(Stored data)
----

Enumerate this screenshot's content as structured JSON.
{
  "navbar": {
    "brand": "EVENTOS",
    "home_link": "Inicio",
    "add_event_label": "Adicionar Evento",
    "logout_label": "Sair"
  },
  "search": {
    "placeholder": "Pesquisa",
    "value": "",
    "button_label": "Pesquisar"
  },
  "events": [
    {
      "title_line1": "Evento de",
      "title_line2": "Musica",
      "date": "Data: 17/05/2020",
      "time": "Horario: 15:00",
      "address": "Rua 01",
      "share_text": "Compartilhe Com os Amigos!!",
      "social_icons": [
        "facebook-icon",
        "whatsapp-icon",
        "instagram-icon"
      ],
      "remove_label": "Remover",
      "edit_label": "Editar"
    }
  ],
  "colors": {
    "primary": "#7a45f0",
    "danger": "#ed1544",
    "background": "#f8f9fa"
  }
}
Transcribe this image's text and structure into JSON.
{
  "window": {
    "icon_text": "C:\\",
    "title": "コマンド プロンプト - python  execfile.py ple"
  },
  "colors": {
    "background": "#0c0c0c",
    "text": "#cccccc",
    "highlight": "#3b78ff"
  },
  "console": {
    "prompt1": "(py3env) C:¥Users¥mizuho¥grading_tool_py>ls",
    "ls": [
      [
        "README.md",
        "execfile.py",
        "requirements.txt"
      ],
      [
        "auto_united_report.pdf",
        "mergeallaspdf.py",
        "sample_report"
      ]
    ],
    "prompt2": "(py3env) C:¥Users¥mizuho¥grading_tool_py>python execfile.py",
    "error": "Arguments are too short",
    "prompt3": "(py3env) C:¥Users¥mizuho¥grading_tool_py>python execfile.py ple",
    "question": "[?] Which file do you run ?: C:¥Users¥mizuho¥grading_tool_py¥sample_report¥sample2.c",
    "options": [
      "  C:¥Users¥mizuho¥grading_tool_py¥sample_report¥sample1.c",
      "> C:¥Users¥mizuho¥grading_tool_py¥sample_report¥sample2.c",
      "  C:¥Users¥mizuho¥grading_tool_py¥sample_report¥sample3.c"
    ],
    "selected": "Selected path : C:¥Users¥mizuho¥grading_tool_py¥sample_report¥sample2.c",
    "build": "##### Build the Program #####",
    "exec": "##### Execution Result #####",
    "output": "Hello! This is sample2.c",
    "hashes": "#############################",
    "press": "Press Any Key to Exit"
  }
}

----

» The request
Return all of the entries word for word.

» Full answer
Enumerate this screenshot's content as structured JSON.
{
  "navbar": {
    "brand": "EVENTOS",
    "home_link": "Inicio",
    "add_event_label": "Adicionar Evento",
    "logout_label": "Sair"
  },
  "search": {
    "placeholder": "Pesquisa",
    "value": "",
    "button_label": "Pesquisar"
  },
  "events": [
    {
      "title_line1": "Evento de",
      "title_line2": "Musica",
      "date": "Data: 17/05/2020",
      "time": "Horario: 15:00",
      "address": "Rua 01",
      "share_text": "Compartilhe Com os Amigos!!",
      "social_icons": [
        "facebook-icon",
        "whatsapp-icon",
        "instagram-icon"
      ],
      "remove_label": "Remover",
      "edit_label": "Editar"
    }
  ],
  "colors": {
    "primary": "#7a45f0",
    "danger": "#ed1544",
    "background": "#f8f9fa"
  }
}
Transcribe this image's text and structure into JSON.
{
  "window": {
    "icon_text": "C:\\",
    "title": "コマンド プロンプト - python  execfile.py ple"
  },
  "colors": {
    "background": "#0c0c0c",
    "text": "#cccccc",
    "highlight": "#3b78ff"
  },
  "console": {
    "prompt1": "(py3env) C:¥Users¥mizuho¥grading_tool_py>ls",
    "ls": [
      [
        "README.md",
        "execfile.py",
        "requirements.txt"
      ],
      [
        "auto_united_report.pdf",
        "mergeallaspdf.py",
        "sample_report"
      ]
    ],
    "prompt2": "(py3env) C:¥Users¥mizuho¥grading_tool_py>python execfile.py",
    "error": "Arguments are too short",
    "prompt3": "(py3env) C:¥Users¥mizuho¥grading_tool_py>python execfile.py ple",
    "question": "[?] Which file do you run ?: C:¥Users¥mizuho¥grading_tool_py¥sample_report¥sample2.c",
    "options": [
      "  C:¥Users¥mizuho¥grading_tool_py¥sample_report¥sample1.c",
      "> C:¥Users¥mizuho¥grading_tool_py¥sample_report¥sample2.c",
      "  C:¥Users¥mizuho¥grading_tool_py¥sample_report¥sample3.c"
    ],
    "selected": "Selected path : C:¥Users¥mizuho¥grading_tool_py¥sample_report¥sample2.c",
    "build": "##### Build the Program #####",
    "exec": "##### Execution Result #####",
    "output": "Hello! This is sample2.c",
    "hashes": "#############################",
    "press": "Press Any Key to Exit"
  }
}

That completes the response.